#### Entries from a dataset:
......
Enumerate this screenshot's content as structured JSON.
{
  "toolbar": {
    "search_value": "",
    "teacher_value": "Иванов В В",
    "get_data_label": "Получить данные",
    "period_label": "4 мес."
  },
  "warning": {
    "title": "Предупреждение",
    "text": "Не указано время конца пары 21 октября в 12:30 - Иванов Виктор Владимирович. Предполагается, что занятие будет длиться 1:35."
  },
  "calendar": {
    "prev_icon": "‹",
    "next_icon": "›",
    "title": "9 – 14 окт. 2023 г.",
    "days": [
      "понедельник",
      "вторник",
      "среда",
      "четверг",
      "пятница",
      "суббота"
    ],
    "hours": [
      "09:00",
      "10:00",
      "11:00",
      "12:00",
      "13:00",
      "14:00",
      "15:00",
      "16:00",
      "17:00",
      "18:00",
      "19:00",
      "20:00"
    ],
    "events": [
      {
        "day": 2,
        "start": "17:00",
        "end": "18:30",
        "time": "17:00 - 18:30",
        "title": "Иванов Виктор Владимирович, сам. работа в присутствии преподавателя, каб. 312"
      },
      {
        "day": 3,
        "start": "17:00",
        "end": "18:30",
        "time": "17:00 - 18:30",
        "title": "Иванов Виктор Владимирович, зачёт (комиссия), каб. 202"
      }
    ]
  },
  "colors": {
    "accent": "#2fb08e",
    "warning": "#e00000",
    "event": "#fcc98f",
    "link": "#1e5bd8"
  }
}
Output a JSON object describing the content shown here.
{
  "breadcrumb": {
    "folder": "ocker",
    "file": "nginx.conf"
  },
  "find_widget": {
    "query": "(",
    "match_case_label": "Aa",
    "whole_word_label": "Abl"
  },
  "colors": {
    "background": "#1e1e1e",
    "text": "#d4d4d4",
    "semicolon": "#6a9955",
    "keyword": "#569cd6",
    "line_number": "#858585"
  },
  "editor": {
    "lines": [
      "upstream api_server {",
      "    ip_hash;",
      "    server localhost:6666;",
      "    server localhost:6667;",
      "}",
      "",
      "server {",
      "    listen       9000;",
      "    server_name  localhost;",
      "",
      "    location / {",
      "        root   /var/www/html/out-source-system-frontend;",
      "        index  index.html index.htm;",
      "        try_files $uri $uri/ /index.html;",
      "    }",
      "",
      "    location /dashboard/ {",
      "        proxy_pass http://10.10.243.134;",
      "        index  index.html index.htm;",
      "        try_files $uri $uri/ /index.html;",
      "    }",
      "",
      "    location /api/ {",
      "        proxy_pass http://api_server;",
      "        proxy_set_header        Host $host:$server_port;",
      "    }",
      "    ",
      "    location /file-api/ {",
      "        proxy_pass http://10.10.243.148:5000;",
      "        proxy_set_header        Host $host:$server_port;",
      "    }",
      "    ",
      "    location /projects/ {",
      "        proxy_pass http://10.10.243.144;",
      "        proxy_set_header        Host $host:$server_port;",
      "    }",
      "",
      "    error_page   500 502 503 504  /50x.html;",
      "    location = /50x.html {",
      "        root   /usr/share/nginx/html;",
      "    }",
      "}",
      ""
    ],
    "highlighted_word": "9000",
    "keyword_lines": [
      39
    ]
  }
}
......
#### EXERCISE AIM:
Count the lines in the entries that hold the word "root", and give nothing but the total.

#### EXPECTED OUTPUT:
2